> _TASK OBJECTIVE_
Check every line of the data below for the string "αποφάσεων", and copy the ones that hold it.

━━ DATA SECTION

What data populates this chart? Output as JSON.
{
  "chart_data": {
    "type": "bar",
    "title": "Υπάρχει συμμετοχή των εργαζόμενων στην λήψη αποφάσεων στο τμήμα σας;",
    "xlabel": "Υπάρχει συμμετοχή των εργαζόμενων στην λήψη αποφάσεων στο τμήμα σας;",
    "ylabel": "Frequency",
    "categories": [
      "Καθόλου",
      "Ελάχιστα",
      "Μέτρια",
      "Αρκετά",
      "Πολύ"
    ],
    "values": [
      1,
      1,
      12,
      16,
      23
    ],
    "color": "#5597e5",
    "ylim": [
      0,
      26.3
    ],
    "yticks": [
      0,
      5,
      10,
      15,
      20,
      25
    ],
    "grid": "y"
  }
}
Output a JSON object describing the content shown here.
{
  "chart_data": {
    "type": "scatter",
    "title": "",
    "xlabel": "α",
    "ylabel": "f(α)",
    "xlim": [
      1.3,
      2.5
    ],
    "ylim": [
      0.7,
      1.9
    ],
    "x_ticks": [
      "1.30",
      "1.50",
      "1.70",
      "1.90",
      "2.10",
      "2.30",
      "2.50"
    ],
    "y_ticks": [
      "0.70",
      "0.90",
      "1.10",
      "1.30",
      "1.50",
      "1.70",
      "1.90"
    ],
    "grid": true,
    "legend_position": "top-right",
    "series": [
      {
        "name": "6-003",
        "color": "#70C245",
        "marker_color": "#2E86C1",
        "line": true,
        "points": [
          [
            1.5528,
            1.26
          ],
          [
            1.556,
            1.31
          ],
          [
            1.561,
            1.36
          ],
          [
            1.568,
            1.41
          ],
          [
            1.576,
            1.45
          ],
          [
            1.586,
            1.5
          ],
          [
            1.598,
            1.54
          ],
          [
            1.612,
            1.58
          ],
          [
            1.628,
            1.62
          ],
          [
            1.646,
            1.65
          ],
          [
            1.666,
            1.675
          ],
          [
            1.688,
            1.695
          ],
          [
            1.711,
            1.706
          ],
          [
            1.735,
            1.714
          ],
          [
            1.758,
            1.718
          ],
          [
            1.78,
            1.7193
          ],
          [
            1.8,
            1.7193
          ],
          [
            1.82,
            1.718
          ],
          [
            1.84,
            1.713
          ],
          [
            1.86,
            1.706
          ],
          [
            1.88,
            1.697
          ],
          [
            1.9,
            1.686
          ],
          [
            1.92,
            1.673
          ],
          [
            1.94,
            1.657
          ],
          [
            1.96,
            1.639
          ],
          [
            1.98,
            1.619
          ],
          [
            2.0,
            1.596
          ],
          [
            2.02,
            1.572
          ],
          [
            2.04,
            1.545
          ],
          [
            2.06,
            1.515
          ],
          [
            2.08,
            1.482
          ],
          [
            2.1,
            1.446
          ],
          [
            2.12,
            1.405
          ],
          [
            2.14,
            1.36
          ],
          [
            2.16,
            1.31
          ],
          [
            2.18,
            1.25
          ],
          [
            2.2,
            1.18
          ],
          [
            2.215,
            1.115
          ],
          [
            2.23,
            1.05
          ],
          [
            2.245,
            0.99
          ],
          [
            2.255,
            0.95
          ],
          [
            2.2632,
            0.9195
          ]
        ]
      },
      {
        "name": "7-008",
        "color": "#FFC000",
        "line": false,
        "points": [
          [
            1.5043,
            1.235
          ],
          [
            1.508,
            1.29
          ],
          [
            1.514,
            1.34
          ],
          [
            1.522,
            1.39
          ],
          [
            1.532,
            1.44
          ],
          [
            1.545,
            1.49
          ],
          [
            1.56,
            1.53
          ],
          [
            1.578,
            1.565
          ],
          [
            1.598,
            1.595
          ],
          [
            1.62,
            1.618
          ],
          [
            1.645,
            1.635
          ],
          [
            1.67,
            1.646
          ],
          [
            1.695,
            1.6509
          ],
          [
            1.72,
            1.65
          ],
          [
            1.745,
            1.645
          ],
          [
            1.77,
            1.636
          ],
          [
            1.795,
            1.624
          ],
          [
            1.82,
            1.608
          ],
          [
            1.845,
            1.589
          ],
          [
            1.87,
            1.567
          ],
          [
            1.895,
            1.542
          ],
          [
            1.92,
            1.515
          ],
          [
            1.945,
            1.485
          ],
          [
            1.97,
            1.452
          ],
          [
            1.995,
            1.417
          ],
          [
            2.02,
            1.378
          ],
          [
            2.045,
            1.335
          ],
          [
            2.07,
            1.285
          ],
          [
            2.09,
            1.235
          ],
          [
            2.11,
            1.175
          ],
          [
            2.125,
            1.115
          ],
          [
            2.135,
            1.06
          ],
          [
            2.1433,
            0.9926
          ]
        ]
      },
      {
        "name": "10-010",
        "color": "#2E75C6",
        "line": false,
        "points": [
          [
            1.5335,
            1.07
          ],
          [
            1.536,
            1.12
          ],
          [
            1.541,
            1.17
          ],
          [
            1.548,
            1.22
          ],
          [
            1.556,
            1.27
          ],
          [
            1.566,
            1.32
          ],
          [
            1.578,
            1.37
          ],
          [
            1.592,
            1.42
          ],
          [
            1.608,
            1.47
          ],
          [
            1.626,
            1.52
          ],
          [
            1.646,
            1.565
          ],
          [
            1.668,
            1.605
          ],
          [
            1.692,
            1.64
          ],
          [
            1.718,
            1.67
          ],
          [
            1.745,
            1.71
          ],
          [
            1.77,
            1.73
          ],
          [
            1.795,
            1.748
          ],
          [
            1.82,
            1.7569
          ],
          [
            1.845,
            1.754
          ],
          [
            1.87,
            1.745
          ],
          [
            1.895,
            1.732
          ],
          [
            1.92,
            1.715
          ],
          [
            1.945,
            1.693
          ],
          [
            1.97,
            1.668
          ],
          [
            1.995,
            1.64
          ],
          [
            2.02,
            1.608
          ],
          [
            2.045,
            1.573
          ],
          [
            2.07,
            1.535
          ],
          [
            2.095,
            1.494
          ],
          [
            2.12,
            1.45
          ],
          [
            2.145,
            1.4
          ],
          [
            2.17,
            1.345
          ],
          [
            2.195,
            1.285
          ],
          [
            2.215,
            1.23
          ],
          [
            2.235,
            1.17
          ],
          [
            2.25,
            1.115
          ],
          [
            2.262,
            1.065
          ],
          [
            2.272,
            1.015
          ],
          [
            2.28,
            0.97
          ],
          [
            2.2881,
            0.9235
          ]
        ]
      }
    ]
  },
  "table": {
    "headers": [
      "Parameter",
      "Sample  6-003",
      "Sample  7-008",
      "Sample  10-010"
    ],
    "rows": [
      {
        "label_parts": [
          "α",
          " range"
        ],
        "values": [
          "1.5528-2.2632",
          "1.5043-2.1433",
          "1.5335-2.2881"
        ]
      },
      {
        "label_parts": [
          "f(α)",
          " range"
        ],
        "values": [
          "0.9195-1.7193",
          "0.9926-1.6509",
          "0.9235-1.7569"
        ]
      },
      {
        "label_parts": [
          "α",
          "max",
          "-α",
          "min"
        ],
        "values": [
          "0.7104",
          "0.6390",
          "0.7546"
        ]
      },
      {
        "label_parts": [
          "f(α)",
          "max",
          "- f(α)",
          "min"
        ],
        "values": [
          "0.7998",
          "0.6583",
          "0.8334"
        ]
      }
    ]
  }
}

━━━━

> _COMPLETE OUTPUT_
    "title": "Υπάρχει συμμετοχή των εργαζόμενων στην λήψη αποφάσεων στο τμήμα σας;",
    "xlabel": "Υπάρχει συμμετοχή των εργαζόμενων στην λήψη αποφάσεων στο τμήμα σας;",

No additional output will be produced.